PROVIDED RECORDS —

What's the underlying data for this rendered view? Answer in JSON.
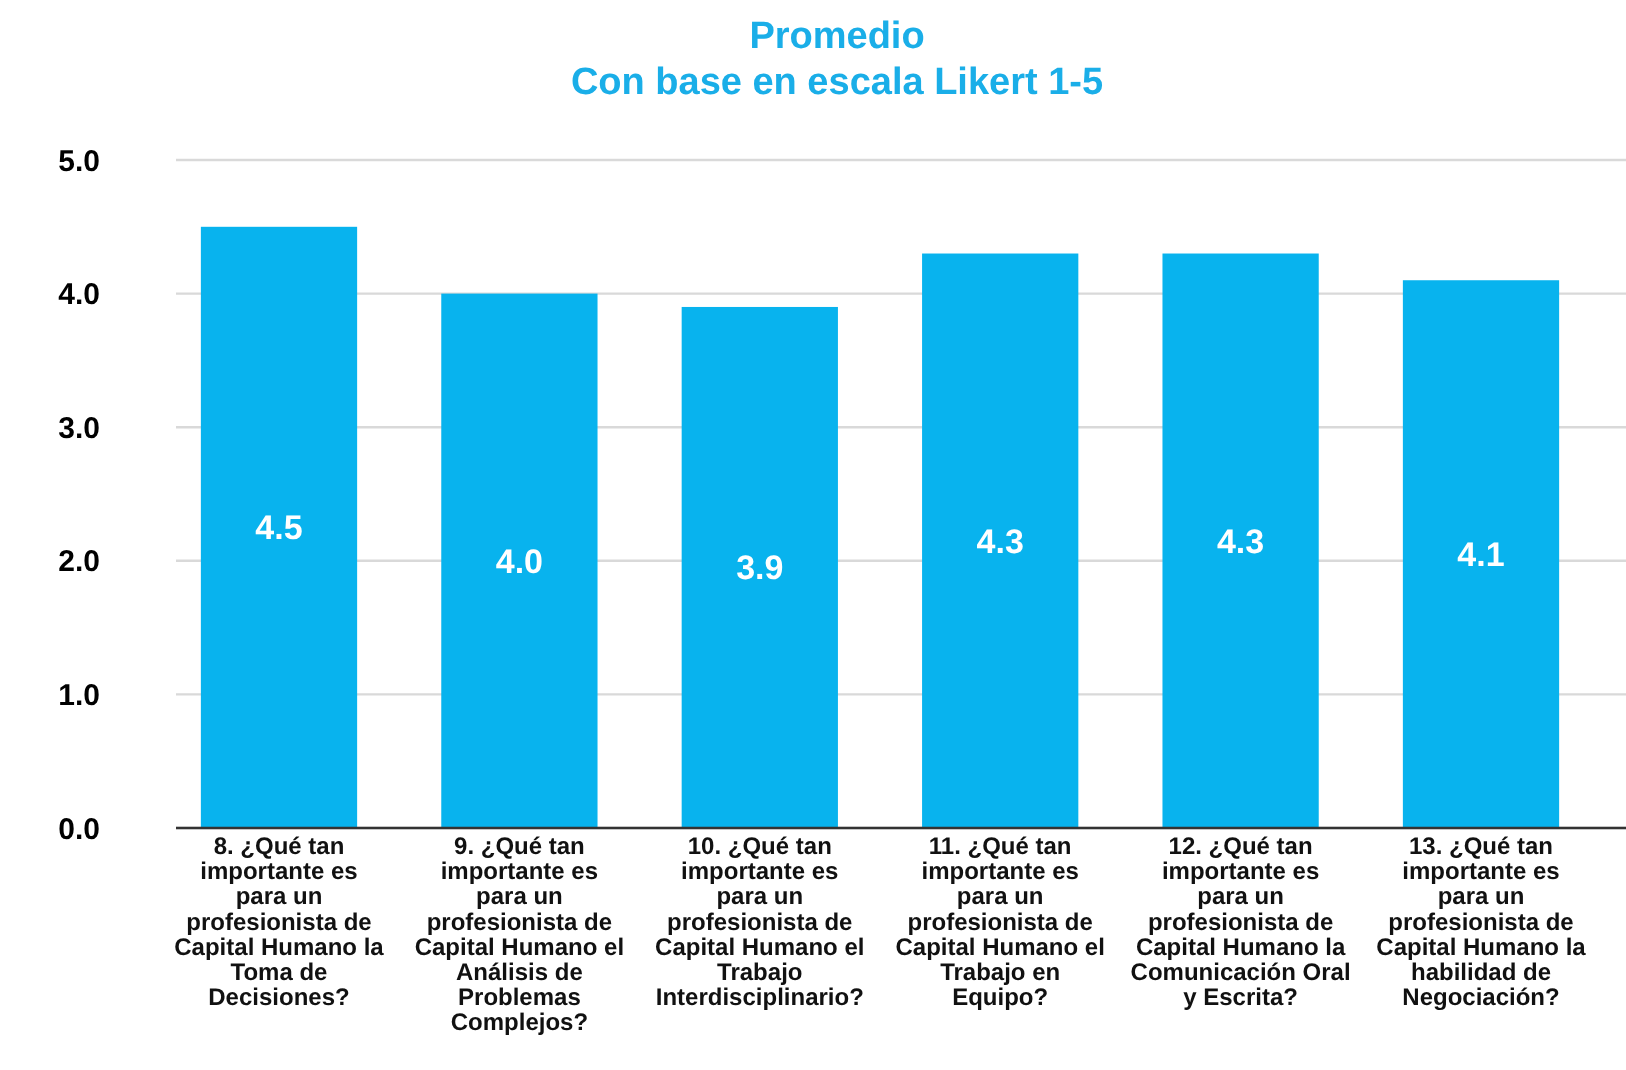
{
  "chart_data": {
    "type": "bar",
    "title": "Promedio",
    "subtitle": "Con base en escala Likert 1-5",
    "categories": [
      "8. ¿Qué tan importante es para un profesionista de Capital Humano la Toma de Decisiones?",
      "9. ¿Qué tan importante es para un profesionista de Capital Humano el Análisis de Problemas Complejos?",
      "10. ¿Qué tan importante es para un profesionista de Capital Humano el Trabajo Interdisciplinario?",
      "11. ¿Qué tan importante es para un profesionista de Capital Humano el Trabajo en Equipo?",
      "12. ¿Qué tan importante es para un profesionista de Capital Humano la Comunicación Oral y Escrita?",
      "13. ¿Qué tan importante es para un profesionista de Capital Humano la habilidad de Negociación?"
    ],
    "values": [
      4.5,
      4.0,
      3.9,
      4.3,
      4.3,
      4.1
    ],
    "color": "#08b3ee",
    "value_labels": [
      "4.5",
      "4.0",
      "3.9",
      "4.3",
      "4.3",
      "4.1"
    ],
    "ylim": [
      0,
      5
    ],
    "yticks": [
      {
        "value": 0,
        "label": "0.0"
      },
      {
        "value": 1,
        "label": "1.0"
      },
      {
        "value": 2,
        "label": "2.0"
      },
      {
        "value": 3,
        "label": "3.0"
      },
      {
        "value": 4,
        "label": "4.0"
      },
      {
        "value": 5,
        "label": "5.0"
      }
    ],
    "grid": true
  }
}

WHAT TO PRODUCE —
Make a verbatim copy of all the entries and strip out the pictures.

RESULT OF THE TASK —
What's the underlying data for this rendered view? Answer in JSON.
{
  "chart_data": {
    "type": "bar",
    "title": "Promedio",
    "subtitle": "Con base en escala Likert 1-5",
    "categories": [
      "8. ¿Qué tan importante es para un profesionista de Capital Humano la Toma de Decisiones?",
      "9. ¿Qué tan importante es para un profesionista de Capital Humano el Análisis de Problemas Complejos?",
      "10. ¿Qué tan importante es para un profesionista de Capital Humano el Trabajo Interdisciplinario?",
      "11. ¿Qué tan importante es para un profesionista de Capital Humano el Trabajo en Equipo?",
      "12. ¿Qué tan importante es para un profesionista de Capital Humano la Comunicación Oral y Escrita?",
      "13. ¿Qué tan importante es para un profesionista de Capital Humano la habilidad de Negociación?"
    ],
    "values": [
      4.5,
      4.0,
      3.9,
      4.3,
      4.3,
      4.1
    ],
    "color": "#08b3ee",
    "value_labels": [
      "4.5",
      "4.0",
      "3.9",
      "4.3",
      "4.3",
      "4.1"
    ],
    "ylim": [
      0,
      5
    ],
    "yticks": [
      {
        "value": 0,
        "label": "0.0"
      },
      {
        "value": 1,
        "label": "1.0"
      },
      {
        "value": 2,
        "label": "2.0"
      },
      {
        "value": 3,
        "label": "3.0"
      },
      {
        "value": 4,
        "label": "4.0"
      },
      {
        "value": 5,
        "label": "5.0"
      }
    ],
    "grid": true
  }
}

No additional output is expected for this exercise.